━━ LISTED ENTRIES

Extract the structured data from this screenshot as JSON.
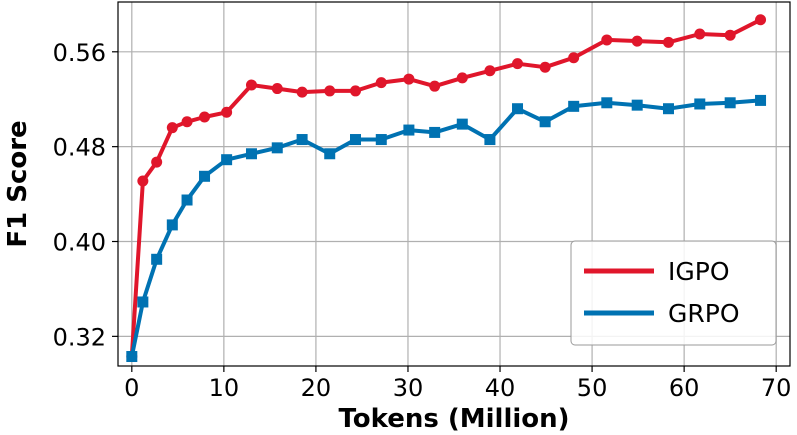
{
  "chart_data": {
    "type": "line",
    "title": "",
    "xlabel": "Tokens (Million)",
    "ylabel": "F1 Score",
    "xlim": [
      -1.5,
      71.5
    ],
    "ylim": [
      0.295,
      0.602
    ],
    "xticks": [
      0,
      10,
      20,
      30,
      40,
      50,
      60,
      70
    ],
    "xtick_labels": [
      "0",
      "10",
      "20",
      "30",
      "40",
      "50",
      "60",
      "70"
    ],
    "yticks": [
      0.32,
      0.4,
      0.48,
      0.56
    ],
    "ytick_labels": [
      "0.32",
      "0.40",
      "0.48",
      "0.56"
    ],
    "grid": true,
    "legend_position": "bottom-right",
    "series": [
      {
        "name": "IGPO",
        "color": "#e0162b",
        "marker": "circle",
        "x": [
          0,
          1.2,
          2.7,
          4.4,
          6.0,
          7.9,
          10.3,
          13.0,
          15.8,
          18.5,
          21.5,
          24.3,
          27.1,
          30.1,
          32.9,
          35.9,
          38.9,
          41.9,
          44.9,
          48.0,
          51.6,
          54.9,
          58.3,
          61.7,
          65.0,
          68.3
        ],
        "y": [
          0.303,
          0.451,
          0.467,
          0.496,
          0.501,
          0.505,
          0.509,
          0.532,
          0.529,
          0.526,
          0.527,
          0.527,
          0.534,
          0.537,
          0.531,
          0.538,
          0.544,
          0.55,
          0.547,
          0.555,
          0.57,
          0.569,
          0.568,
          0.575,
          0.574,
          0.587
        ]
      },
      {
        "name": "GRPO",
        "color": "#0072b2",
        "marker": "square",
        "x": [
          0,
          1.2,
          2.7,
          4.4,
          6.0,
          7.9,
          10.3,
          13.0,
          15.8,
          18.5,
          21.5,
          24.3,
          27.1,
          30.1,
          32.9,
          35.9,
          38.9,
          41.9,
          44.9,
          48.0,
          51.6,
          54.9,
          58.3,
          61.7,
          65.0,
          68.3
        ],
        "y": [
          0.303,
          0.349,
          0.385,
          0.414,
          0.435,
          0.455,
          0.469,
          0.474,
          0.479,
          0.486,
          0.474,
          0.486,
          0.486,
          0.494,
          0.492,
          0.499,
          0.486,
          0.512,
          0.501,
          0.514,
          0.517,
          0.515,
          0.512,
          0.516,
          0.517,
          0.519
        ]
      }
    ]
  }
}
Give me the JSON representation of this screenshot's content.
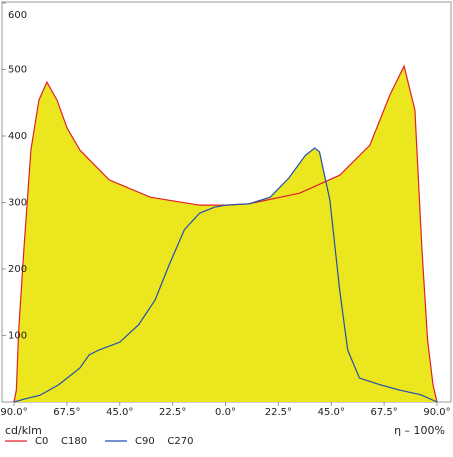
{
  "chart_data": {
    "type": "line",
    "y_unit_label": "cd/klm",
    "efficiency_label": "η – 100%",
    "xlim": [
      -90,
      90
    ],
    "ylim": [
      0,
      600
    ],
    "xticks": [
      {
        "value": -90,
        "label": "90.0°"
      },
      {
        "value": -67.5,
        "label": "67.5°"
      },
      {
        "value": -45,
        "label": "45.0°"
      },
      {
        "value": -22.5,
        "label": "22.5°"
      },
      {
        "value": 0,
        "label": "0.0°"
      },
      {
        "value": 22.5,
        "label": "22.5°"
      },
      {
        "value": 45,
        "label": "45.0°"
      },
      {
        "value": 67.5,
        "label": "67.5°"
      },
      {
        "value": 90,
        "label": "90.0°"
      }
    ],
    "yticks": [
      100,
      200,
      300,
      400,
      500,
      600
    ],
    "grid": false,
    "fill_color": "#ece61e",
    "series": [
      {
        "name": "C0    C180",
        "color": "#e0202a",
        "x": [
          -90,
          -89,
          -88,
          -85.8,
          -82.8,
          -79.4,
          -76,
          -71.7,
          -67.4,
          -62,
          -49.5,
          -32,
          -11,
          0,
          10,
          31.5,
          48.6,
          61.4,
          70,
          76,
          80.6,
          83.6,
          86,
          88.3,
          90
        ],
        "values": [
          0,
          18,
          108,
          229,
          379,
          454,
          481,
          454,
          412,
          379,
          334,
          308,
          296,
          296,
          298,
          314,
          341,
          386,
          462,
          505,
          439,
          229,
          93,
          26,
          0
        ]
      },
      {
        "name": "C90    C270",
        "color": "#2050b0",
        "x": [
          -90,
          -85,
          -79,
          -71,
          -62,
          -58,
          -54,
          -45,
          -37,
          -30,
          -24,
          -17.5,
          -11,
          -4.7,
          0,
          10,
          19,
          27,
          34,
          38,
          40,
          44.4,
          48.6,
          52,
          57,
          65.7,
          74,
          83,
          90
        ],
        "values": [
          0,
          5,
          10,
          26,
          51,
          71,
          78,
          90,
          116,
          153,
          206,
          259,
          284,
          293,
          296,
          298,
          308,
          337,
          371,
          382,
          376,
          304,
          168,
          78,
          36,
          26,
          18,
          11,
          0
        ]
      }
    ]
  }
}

━━━━

- DIRECTIONS
An exact transcription of all the entries is required, without the pictures.

- COMPLETED EXERCISE
Extract the structured data from this screenshot as JSON.
{
  "chart_data": {
    "type": "line",
    "title": "",
    "xlabel": "Tokens (Million)",
    "ylabel": "F1 Score",
    "xlim": [
      -1.5,
      71.5
    ],
    "ylim": [
      0.295,
      0.602
    ],
    "xticks": [
      0,
      10,
      20,
      30,
      40,
      50,
      60,
      70
    ],
    "xtick_labels": [
      "0",
      "10",
      "20",
      "30",
      "40",
      "50",
      "60",
      "70"
    ],
    "yticks": [
      0.32,
      0.4,
      0.48,
      0.56
    ],
    "ytick_labels": [
      "0.32",
      "0.40",
      "0.48",
      "0.56"
    ],
    "grid": true,
    "legend_position": "bottom-right",
    "series": [
      {
        "name": "IGPO",
        "color": "#e0162b",
        "marker": "circle",
        "x": [
          0,
          1.2,
          2.7,
          4.4,
          6.0,
          7.9,
          10.3,
          13.0,
          15.8,
          18.5,
          21.5,
          24.3,
          27.1,
          30.1,
          32.9,
          35.9,
          38.9,
          41.9,
          44.9,
          48.0,
          51.6,
          54.9,
          58.3,
          61.7,
          65.0,
          68.3
        ],
        "y": [
          0.303,
          0.451,
          0.467,
          0.496,
          0.501,
          0.505,
          0.509,
          0.532,
          0.529,
          0.526,
          0.527,
          0.527,
          0.534,
          0.537,
          0.531,
          0.538,
          0.544,
          0.55,
          0.547,
          0.555,
          0.57,
          0.569,
          0.568,
          0.575,
          0.574,
          0.587
        ]
      },
      {
        "name": "GRPO",
        "color": "#0072b2",
        "marker": "square",
        "x": [
          0,
          1.2,
          2.7,
          4.4,
          6.0,
          7.9,
          10.3,
          13.0,
          15.8,
          18.5,
          21.5,
          24.3,
          27.1,
          30.1,
          32.9,
          35.9,
          38.9,
          41.9,
          44.9,
          48.0,
          51.6,
          54.9,
          58.3,
          61.7,
          65.0,
          68.3
        ],
        "y": [
          0.303,
          0.349,
          0.385,
          0.414,
          0.435,
          0.455,
          0.469,
          0.474,
          0.479,
          0.486,
          0.474,
          0.486,
          0.486,
          0.494,
          0.492,
          0.499,
          0.486,
          0.512,
          0.501,
          0.514,
          0.517,
          0.515,
          0.512,
          0.516,
          0.517,
          0.519
        ]
      }
    ]
  }
}
Give me the JSON representation of this screenshot's content.
{
  "chart_data": {
    "type": "line",
    "y_unit_label": "cd/klm",
    "efficiency_label": "η – 100%",
    "xlim": [
      -90,
      90
    ],
    "ylim": [
      0,
      600
    ],
    "xticks": [
      {
        "value": -90,
        "label": "90.0°"
      },
      {
        "value": -67.5,
        "label": "67.5°"
      },
      {
        "value": -45,
        "label": "45.0°"
      },
      {
        "value": -22.5,
        "label": "22.5°"
      },
      {
        "value": 0,
        "label": "0.0°"
      },
      {
        "value": 22.5,
        "label": "22.5°"
      },
      {
        "value": 45,
        "label": "45.0°"
      },
      {
        "value": 67.5,
        "label": "67.5°"
      },
      {
        "value": 90,
        "label": "90.0°"
      }
    ],
    "yticks": [
      100,
      200,
      300,
      400,
      500,
      600
    ],
    "grid": false,
    "fill_color": "#ece61e",
    "series": [
      {
        "name": "C0    C180",
        "color": "#e0202a",
        "x": [
          -90,
          -89,
          -88,
          -85.8,
          -82.8,
          -79.4,
          -76,
          -71.7,
          -67.4,
          -62,
          -49.5,
          -32,
          -11,
          0,
          10,
          31.5,
          48.6,
          61.4,
          70,
          76,
          80.6,
          83.6,
          86,
          88.3,
          90
        ],
        "values": [
          0,
          18,
          108,
          229,
          379,
          454,
          481,
          454,
          412,
          379,
          334,
          308,
          296,
          296,
          298,
          314,
          341,
          386,
          462,
          505,
          439,
          229,
          93,
          26,
          0
        ]
      },
      {
        "name": "C90    C270",
        "color": "#2050b0",
        "x": [
          -90,
          -85,
          -79,
          -71,
          -62,
          -58,
          -54,
          -45,
          -37,
          -30,
          -24,
          -17.5,
          -11,
          -4.7,
          0,
          10,
          19,
          27,
          34,
          38,
          40,
          44.4,
          48.6,
          52,
          57,
          65.7,
          74,
          83,
          90
        ],
        "values": [
          0,
          5,
          10,
          26,
          51,
          71,
          78,
          90,
          116,
          153,
          206,
          259,
          284,
          293,
          296,
          298,
          308,
          337,
          371,
          382,
          376,
          304,
          168,
          78,
          36,
          26,
          18,
          11,
          0
        ]
      }
    ]
  }
}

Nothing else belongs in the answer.